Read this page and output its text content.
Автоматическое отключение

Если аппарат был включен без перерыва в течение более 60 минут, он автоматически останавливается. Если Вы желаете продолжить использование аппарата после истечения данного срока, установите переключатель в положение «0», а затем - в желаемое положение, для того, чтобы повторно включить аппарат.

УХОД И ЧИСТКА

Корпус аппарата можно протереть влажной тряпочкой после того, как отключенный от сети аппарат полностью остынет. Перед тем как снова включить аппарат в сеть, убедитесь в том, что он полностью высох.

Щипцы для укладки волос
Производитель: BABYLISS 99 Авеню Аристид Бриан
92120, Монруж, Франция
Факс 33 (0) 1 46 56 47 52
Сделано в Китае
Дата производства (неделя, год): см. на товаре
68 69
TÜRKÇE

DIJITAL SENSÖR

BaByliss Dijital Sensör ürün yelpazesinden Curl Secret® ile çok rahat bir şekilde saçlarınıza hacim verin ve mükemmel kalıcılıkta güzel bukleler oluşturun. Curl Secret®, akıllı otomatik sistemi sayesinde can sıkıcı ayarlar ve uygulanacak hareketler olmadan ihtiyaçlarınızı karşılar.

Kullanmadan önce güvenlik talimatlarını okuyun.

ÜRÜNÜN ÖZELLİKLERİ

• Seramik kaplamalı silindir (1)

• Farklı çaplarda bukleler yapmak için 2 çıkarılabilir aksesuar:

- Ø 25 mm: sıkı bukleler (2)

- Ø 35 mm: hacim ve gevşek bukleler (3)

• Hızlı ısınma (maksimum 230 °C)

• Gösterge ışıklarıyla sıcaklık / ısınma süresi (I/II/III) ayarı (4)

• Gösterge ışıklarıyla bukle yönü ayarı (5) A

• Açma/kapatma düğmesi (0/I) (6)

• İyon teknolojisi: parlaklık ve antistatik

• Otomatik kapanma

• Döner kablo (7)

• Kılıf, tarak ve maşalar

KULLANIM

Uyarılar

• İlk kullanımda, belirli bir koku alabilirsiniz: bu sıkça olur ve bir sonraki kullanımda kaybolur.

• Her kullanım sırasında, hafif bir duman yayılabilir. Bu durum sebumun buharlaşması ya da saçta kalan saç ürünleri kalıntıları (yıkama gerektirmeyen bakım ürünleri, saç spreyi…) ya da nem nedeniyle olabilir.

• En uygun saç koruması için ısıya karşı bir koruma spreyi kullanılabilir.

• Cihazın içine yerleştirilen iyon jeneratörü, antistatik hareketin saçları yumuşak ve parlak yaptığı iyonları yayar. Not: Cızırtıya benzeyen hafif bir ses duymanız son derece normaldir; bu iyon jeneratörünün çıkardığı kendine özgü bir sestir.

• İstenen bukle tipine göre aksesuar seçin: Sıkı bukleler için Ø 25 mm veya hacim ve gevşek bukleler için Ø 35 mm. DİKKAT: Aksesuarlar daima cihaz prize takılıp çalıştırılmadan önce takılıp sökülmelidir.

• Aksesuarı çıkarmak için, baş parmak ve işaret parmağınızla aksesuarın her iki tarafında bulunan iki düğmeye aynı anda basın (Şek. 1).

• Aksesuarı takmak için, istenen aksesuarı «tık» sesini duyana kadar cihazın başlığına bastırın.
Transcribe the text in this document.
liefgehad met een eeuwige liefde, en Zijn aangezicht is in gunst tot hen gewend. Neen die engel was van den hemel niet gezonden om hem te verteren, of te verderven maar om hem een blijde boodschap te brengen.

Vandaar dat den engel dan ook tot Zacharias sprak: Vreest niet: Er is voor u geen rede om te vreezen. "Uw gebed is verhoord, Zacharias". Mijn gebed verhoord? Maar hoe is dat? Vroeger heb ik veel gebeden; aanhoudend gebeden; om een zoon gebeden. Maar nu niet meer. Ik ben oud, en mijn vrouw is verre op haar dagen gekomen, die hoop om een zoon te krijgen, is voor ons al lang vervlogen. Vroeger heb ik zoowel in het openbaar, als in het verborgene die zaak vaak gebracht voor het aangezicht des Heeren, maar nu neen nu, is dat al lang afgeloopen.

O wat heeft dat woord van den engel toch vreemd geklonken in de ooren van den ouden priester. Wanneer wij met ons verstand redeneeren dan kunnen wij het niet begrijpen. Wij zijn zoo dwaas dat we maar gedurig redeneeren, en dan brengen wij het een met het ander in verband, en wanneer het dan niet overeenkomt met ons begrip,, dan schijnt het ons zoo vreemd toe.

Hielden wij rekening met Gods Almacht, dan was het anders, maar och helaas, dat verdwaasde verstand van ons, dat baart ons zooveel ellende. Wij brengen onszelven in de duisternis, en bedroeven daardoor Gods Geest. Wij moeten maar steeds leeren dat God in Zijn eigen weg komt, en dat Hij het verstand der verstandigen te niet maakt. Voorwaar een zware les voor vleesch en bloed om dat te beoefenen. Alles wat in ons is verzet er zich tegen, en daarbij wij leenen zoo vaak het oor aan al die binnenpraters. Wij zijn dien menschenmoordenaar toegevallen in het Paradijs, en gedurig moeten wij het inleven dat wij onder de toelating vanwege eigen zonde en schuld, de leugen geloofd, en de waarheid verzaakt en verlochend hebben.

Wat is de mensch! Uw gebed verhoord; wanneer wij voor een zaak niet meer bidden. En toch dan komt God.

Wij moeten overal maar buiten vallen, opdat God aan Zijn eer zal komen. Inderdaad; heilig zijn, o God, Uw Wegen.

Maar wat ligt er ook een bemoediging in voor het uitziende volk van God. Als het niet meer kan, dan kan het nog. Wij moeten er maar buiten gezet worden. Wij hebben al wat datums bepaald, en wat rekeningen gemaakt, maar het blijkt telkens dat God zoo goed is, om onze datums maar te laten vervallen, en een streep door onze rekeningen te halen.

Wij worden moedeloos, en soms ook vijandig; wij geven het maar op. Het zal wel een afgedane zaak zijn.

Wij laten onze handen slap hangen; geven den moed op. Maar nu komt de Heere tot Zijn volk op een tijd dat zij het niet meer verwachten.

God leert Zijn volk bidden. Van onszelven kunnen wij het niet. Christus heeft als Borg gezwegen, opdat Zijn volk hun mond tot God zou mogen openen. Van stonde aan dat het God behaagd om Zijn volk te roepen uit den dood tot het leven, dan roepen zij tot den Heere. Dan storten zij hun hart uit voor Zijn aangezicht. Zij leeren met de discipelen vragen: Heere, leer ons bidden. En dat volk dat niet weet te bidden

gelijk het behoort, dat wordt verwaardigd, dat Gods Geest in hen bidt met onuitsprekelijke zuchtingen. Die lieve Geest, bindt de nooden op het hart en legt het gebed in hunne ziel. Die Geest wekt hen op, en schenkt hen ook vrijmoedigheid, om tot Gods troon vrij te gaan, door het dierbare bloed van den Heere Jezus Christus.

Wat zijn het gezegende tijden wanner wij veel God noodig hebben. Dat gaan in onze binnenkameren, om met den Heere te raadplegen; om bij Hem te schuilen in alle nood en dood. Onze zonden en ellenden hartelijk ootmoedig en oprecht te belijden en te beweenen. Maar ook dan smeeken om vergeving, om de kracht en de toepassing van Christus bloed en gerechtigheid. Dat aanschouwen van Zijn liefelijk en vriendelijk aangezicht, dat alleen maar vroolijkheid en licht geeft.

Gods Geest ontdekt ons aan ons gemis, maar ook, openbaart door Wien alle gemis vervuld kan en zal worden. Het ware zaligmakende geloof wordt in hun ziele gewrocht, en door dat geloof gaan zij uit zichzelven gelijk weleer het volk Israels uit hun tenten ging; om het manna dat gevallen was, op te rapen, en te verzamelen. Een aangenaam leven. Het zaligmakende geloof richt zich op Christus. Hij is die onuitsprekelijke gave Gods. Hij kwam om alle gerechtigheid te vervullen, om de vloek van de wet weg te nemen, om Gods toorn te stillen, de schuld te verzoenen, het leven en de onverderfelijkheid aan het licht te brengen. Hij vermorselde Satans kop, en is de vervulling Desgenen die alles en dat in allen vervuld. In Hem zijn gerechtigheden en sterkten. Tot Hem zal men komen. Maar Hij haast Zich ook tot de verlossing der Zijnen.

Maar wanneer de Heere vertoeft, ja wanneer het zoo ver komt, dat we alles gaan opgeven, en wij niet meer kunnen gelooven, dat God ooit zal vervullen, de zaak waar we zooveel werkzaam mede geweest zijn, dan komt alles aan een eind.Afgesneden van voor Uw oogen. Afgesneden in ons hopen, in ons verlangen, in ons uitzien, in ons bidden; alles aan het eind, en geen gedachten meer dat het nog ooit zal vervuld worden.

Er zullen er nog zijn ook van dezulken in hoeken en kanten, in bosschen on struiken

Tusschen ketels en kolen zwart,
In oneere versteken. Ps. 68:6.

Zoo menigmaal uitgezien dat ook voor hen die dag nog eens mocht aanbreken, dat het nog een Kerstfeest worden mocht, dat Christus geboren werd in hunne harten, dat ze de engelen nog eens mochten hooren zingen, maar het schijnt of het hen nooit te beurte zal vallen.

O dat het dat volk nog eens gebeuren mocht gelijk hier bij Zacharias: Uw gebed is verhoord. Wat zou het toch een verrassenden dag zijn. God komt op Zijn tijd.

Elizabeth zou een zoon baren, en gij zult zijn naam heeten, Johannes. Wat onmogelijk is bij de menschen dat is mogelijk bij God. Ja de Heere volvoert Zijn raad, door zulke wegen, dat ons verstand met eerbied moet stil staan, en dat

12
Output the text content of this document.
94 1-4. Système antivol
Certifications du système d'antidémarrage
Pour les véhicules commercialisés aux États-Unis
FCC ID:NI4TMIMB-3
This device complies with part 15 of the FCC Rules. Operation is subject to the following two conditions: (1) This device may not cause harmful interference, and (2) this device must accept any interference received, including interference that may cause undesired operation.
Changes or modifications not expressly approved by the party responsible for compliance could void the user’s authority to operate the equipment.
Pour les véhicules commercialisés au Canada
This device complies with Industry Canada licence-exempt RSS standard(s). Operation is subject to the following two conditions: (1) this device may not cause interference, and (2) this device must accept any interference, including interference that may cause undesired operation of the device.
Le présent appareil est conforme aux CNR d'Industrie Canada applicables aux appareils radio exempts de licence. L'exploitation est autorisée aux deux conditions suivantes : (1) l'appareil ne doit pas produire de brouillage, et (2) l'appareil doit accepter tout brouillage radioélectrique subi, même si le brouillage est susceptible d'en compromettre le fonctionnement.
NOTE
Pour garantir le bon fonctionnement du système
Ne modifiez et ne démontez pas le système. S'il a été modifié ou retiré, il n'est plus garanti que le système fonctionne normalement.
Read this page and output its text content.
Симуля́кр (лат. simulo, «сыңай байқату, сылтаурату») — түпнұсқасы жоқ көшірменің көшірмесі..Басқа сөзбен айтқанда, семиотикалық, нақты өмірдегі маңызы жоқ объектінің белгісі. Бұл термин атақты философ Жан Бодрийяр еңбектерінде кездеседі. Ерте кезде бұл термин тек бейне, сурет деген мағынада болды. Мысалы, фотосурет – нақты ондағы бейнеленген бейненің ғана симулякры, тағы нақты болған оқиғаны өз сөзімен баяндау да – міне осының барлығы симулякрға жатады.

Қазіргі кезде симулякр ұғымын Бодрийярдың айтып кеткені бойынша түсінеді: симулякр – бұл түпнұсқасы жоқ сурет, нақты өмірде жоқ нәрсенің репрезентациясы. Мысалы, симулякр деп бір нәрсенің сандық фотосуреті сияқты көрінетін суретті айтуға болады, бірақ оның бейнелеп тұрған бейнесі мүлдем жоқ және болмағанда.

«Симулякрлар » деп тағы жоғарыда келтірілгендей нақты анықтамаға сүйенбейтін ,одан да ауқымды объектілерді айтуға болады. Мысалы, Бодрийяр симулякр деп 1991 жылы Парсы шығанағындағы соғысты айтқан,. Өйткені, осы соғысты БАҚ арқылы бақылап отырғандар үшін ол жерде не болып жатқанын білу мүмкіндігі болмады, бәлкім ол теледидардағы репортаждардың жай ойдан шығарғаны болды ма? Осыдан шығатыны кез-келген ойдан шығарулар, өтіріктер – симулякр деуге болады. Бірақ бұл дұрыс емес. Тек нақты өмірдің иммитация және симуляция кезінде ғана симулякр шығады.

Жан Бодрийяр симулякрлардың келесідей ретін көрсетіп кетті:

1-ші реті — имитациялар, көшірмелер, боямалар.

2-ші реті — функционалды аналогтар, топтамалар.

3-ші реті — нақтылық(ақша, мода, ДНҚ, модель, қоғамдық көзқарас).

◆ ◆ ◆ ◆

» What to produce: Gather every line from the entries above where the word "licht" appears, and copy them.

» Finished task:
Wat zijn het gezegende tijden wanner wij veel God noodig hebben. Dat gaan in onze binnenkameren, om met den Heere te raadplegen; om bij Hem te schuilen in alle nood en dood. Onze zonden en ellenden hartelijk ootmoedig en oprecht te belijden en te beweenen. Maar ook dan smeeken om vergeving, om de kracht en de toepassing van Christus bloed en gerechtigheid. Dat aanschouwen van Zijn liefelijk en vriendelijk aangezicht, dat alleen maar vroolijkheid en licht geeft.
Gods Geest ontdekt ons aan ons gemis, maar ook, openbaart door Wien alle gemis vervuld kan en zal worden. Het ware zaligmakende geloof wordt in hun ziele gewrocht, en door dat geloof gaan zij uit zichzelven gelijk weleer het volk Israels uit hun tenten ging; om het manna dat gevallen was, op te rapen, en te verzamelen. Een aangenaam leven. Het zaligmakende geloof richt zich op Christus. Hij is die onuitsprekelijke gave Gods. Hij kwam om alle gerechtigheid te vervullen, om de vloek van de wet weg te nemen, om Gods toorn te stillen, de schuld te verzoenen, het leven en de onverderfelijkheid aan het licht te brengen. Hij vermorselde Satans kop, en is de vervulling Desgenen die alles en dat in allen vervuld. In Hem zijn gerechtigheden en sterkten. Tot Hem zal men komen. Maar Hij haast Zich ook tot de verlossing der Zijnen.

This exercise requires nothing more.